[Opening Supplied text section]

If your library has a website, you are in the publishing business. Taking your role as website publisher seriously means taking writing seriously.
Librarians are already experienced with many types of writing, having written reams of pages for school and thousands of emails on the job. But writing for the web is different and requires a special skill set that isn’t necessarily intuitive or offered as part of a librarian’s graduate studies. Luckily, these skills are easy to understand and can be developed with a bit of practice. Good thing, too—featuring appropriate writing on your website is a kindness to users, a timesaving mechanism that will let them find what they want with greater ease.
Below are seven tips for web writing, but you don’t have to wait for new content to get started. Rewriting content already on your site is an extremely effective way to make big improvements and a good way to take stock of what you’ve got online. Just as collection development librarians periodically take stock of the materials in a library’s collection, think of this exercise as the best way to keep relevant info for your users close at hand.
People are impatient and dislike when they’re forced to comb through a mess of words to find what they want. Be economical. Don’t bother writing marketing fluff, and judiciously use modifiers. Instead of telling people, “We’re really committed to providing the most excellent service!,” just give them what you’re promising.
Very few people will voluntarily read an entire web page when they’re just looking for one piece of information (cf. “people are impatient”). Web writers can borrow from the journalism world and place the most important information at the top of the page where people are most likely to see it. This is known as the “inverted pyramid” and places supporting information next, followed by any background or historical data. People who are interested in this ancillary information will seek it out even when it’s neatly tucked out of the way.
Large blocks of text are impenetrable. Instead of writing essay-length instructions or descriptions of services, break things up into discrete chunks or steps. People then will be able to skip over the sections they don’t need.
Be sure to label your easy-to-scan chunks of information with a heading. Headings should let the reader know what they’re about to read so they can determine if it is relevant to what they’re trying to accomplish. Don’t let headings and body text blend together. Set the headings apart with basic graphic design techniques like increasing their size or making them bold.
Since they are easy to scan, lists and tables are an effective way to present information. Any time you’re contending with a series in a sentence—just look for that serial comma—ask yourself if converting the sentence to a bulleted list makes sense. Your loan period and late fee specifics are obvious candidates for this treatment.
While images can add visual interest to a web page, they can also be distracting and add clutter. Use images when they’re relevant, authentic, and add value. Avoid clip art—full stop.

[Closing Supplied text section]
[Opening Excerpted data section]

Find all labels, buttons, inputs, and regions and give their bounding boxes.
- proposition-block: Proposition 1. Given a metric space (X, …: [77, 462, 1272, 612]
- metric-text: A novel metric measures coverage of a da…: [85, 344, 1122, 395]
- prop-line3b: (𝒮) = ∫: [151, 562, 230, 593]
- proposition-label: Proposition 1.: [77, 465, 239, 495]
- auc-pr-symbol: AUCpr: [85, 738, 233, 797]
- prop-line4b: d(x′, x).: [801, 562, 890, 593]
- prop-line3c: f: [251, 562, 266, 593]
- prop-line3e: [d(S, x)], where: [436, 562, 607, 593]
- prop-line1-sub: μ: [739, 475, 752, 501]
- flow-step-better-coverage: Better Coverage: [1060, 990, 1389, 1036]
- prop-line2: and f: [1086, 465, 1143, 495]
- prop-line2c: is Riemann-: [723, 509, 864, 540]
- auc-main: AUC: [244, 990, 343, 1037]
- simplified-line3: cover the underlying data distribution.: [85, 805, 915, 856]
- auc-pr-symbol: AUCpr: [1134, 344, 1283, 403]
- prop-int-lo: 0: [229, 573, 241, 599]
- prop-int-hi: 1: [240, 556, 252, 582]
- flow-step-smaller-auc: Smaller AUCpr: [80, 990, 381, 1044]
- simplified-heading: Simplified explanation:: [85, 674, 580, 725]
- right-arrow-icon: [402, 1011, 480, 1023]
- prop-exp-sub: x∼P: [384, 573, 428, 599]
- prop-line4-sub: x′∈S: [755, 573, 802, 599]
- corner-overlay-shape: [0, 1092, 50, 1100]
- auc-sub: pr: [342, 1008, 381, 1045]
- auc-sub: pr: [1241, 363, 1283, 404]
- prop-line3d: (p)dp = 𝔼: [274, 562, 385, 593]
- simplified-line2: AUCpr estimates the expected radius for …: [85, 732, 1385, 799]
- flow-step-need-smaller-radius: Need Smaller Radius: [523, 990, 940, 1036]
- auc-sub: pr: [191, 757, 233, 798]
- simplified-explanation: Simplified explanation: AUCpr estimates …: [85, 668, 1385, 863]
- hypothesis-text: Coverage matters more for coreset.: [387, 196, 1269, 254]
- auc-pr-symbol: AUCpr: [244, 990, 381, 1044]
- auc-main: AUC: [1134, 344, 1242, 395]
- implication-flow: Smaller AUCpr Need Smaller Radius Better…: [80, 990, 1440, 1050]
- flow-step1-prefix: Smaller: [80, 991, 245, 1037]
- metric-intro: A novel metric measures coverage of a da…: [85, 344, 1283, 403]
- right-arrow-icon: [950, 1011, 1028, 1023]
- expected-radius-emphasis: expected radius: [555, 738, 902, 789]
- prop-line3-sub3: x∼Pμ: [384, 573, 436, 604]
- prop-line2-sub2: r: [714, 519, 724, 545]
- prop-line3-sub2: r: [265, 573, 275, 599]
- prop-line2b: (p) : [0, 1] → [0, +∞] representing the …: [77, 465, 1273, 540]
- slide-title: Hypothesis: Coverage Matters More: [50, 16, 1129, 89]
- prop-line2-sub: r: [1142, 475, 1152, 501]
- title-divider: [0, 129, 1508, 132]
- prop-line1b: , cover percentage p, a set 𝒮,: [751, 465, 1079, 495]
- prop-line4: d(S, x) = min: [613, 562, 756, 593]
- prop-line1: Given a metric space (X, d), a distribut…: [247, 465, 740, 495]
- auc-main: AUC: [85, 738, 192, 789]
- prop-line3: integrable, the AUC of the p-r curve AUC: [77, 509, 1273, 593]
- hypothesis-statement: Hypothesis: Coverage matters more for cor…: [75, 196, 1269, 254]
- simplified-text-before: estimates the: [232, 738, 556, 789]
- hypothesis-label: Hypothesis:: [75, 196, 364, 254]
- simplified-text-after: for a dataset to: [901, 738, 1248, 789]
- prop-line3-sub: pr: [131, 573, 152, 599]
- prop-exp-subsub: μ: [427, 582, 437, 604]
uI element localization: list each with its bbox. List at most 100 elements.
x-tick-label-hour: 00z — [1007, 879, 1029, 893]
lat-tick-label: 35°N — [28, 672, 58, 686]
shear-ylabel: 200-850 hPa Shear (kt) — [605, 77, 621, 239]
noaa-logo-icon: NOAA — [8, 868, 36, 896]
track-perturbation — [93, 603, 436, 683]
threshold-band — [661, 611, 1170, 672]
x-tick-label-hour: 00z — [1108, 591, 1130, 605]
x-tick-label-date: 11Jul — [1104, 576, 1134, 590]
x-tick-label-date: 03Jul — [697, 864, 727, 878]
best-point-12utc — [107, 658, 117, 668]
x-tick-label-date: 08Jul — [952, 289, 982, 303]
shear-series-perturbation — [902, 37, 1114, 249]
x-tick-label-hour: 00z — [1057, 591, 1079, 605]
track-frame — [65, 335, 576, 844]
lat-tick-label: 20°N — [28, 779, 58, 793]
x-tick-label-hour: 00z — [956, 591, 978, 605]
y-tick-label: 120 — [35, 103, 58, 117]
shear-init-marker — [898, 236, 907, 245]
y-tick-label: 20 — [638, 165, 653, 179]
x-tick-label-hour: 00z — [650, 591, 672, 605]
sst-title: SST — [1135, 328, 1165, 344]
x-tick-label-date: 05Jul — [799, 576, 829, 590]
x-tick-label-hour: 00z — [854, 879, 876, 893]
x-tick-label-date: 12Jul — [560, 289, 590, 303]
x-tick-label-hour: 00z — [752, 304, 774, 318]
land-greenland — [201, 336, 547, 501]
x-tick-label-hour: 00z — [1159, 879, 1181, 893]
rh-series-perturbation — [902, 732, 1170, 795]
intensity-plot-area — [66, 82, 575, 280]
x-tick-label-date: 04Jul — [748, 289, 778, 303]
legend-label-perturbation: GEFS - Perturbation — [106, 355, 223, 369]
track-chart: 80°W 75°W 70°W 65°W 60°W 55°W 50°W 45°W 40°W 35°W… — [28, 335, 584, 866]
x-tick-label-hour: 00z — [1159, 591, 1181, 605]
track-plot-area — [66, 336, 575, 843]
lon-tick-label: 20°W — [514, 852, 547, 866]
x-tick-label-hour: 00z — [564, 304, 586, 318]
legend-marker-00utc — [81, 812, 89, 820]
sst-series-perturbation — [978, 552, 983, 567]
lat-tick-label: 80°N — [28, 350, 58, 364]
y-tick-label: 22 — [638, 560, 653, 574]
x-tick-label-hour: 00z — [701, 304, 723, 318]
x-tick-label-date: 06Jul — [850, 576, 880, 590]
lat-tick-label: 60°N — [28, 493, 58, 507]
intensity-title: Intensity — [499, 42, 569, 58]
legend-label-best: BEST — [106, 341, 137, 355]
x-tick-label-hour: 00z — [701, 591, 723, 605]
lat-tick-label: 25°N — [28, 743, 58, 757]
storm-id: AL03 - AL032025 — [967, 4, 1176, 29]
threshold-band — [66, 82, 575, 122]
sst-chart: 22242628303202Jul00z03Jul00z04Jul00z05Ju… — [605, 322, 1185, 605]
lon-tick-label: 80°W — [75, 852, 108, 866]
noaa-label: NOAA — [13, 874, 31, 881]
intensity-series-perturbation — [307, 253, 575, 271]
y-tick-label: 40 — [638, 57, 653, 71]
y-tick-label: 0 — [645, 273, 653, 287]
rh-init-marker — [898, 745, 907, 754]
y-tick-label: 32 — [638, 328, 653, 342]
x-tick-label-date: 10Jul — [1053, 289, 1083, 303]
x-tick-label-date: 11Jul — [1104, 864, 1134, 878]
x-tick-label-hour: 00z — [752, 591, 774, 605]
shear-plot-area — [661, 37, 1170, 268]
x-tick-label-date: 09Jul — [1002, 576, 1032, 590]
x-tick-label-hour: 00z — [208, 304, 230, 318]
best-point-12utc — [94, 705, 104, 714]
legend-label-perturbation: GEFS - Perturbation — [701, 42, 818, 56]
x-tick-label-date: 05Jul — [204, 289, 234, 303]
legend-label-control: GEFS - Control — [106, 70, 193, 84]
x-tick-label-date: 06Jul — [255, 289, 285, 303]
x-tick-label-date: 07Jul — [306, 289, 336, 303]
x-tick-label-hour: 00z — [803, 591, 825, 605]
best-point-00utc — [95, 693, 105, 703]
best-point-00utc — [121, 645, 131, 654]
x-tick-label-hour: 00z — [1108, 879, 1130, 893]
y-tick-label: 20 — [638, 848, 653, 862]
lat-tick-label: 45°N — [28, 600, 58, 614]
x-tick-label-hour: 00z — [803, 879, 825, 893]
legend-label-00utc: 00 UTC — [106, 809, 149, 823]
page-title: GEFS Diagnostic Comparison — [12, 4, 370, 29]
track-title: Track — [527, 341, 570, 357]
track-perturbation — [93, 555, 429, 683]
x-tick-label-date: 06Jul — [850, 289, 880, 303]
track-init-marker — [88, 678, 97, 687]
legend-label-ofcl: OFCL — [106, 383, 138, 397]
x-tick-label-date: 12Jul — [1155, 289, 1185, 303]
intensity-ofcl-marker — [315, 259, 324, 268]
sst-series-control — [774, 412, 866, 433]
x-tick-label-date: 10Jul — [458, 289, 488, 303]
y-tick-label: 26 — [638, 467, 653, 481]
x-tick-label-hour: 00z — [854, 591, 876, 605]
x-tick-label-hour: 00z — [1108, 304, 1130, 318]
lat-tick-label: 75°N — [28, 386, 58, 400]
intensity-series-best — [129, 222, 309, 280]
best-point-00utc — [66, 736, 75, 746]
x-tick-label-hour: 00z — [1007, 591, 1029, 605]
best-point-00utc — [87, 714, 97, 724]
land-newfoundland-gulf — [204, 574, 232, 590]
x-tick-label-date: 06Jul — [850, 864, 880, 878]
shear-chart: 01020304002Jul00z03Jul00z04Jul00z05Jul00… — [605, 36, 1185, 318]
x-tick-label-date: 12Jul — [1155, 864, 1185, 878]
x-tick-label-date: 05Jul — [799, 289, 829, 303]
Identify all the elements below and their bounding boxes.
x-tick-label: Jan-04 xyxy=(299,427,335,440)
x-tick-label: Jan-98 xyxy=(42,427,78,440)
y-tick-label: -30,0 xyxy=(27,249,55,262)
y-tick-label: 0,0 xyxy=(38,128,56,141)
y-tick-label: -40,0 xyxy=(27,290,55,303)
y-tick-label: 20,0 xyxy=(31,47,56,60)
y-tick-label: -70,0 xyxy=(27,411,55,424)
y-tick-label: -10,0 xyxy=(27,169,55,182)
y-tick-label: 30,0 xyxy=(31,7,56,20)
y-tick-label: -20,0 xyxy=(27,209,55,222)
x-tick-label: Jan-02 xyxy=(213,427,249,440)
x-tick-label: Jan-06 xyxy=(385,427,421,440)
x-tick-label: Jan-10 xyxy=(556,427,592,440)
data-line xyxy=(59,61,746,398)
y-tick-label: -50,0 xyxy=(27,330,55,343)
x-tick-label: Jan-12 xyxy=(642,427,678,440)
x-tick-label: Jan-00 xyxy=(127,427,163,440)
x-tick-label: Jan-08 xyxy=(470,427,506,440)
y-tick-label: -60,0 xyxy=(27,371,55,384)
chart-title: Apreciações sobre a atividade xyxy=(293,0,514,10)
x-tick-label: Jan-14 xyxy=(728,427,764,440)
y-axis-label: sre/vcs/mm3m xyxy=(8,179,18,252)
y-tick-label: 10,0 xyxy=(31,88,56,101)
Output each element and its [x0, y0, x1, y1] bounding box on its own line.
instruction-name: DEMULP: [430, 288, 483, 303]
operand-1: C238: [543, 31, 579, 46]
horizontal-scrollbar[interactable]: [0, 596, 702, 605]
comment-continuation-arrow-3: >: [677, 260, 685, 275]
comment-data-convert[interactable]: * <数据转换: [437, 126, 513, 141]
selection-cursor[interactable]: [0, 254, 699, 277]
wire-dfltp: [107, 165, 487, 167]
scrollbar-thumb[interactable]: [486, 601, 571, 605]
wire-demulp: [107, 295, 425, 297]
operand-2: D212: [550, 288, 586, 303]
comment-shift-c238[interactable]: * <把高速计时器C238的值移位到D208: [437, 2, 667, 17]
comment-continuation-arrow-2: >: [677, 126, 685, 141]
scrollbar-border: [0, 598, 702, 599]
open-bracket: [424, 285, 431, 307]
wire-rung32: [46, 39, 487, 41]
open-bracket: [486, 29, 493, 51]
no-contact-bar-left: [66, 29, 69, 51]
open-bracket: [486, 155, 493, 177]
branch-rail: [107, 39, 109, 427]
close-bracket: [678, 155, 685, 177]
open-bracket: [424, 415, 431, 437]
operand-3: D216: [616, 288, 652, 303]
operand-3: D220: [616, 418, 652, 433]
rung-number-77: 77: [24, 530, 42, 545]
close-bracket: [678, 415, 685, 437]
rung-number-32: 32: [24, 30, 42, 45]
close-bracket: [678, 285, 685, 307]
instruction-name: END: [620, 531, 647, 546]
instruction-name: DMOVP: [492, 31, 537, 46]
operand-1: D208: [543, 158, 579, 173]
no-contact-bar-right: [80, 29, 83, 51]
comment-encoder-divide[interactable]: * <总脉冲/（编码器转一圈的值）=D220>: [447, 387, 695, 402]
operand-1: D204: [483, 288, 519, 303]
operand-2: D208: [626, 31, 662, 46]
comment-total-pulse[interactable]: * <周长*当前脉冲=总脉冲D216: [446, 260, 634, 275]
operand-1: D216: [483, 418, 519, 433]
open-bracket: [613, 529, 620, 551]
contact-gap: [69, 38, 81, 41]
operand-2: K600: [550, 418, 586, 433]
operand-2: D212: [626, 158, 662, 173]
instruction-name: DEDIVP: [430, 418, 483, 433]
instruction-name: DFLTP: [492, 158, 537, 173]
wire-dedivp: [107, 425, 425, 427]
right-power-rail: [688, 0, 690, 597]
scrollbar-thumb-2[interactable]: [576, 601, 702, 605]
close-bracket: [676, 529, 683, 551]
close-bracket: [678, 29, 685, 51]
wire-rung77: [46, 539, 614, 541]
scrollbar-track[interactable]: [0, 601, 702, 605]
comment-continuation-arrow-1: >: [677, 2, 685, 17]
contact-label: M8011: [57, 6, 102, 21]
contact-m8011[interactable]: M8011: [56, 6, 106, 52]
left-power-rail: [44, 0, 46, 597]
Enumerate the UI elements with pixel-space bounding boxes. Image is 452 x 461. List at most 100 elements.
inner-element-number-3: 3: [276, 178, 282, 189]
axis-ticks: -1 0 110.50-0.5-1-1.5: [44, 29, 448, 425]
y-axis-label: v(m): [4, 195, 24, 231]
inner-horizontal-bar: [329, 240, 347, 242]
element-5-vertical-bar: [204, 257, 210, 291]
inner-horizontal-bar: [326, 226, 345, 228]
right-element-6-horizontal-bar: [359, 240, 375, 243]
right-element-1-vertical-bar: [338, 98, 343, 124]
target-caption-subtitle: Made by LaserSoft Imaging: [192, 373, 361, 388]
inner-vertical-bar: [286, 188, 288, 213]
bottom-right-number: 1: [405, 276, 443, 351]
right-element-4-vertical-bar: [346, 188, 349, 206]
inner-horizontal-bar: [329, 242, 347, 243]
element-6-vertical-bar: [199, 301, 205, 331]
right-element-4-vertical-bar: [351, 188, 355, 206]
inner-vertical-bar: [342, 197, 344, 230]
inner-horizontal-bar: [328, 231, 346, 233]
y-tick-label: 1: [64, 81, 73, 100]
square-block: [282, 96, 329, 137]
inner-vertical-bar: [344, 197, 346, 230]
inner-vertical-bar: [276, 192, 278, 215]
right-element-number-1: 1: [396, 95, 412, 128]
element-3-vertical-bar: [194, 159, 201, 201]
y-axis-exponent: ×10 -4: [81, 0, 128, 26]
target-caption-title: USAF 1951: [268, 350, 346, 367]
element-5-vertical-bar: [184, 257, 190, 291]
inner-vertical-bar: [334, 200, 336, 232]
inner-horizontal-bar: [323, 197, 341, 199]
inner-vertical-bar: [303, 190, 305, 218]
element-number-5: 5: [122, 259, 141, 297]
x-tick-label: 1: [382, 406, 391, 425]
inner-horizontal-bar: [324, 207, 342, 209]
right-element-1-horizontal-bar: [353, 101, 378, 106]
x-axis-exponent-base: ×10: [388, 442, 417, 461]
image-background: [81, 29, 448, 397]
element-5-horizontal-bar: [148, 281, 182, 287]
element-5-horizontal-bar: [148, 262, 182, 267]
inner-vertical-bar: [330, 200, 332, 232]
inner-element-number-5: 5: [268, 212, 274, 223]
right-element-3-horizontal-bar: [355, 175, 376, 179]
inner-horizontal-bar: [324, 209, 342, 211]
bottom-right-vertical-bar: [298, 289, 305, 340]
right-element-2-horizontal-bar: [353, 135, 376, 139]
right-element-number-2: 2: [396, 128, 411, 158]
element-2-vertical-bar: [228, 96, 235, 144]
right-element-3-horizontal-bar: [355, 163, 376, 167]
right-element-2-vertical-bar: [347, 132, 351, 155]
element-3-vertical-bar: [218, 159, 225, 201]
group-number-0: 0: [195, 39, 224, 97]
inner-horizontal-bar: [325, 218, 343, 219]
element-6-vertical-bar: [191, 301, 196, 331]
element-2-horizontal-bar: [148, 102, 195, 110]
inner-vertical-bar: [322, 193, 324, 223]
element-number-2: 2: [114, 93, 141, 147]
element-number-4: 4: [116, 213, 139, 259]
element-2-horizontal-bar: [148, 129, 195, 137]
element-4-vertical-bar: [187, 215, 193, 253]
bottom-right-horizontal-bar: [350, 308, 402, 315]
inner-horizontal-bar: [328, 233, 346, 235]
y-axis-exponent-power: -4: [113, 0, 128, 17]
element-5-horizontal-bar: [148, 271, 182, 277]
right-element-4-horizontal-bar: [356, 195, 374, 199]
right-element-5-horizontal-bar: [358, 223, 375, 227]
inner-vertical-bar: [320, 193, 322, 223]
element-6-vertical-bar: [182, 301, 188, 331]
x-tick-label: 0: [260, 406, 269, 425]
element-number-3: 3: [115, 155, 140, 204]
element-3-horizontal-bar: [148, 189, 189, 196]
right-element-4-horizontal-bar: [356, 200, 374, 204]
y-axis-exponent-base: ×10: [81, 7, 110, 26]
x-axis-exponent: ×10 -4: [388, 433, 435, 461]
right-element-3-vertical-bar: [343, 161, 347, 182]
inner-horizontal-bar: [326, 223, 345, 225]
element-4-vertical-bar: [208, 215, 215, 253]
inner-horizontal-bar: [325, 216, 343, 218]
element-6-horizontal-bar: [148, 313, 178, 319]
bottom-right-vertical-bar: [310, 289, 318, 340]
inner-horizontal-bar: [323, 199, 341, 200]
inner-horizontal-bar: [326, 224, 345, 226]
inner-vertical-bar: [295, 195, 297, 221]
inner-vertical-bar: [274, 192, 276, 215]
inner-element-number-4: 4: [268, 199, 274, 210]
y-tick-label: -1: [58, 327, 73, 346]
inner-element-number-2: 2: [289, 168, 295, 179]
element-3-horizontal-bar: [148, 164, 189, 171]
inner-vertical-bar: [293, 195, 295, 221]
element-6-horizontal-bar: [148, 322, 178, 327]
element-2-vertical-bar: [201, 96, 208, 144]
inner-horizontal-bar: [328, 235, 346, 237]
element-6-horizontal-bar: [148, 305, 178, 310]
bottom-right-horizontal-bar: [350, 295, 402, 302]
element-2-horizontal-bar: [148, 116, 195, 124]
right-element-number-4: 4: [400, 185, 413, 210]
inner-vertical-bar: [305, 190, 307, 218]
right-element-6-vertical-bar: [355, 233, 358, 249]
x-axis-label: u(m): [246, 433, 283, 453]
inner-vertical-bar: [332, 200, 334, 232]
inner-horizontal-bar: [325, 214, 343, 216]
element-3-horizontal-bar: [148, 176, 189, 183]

[Closing Excerpted data section]

- What to do -
1. In the text on library web writing, what name is given to the practice of putting the most important information at the top of the page?
2. Render this sentence from the text on library web writing into Spanish: "Be sure to label your easy-to-scan chunks of information with a heading."
3. Carry on the text about web writing for library websites, picking up right after its last sentence.

- Results of the exercise -
1. The "inverted pyramid."

2. Asegúrate de etiquetar con un encabezado tus bloques de información fáciles de escanear.

3.
You don’t have to be bland or institutional when you’re writing for the web. Conveying friendliness and making people feel welcome is just as important on the web as it is in your physical library.
Where to Start
Spending one or two days rewriting your website’s most visited pages is a great way to tune up your site—no tech skills required. Take a look at your website analytics and choose which pages you want to edit in order of their importance.
A typical rewrite process can look like this:
A Step Beyond Publishing
Though we began with the notion of taking our duty as publishers seriously, there’s one important difference to our benefit: our content isn’t canonical once it is published online. Plan to review it constantly and, if possible, improve the most important materials on your site.
Consider your site as a point of dialog and interaction with your users. Like any good conversation, it will develop over time and take new shape as the context around it develops. Your users’ needs will undoubtedly evolve and with them so should the copy and materials available on your site. Where once patrons needed explicit driving and transit directions, now an embedded Google Map might replace a section of text. Likewise, if your library offers streaming music or video services, see if the amount of text devoted to those is commensurate to the traffic they receive. Meanwhile, if you still have long pages dedicated to VHS lending guidelines, it might be time to revisit.
The goal here is to take writing for the web seriously but not to treat it as a blunt instrument bereft of life and unable to evolve. As you add and edit content, consider how your users are reading your site and how to save them time and hassle whenever possible—they’ll thank you by making the most efficient use of what you publish.
This first appeared in The User Experience, a column I’m writing for Library Journal.
Nicely said, Aaron. We are interviewing candidates for an opening at our library right now and writing is a big part of the conversation. Of course, their letters and resumes are very important. Save my time on your resume and I may give you a chance to save others time as a member of our staff.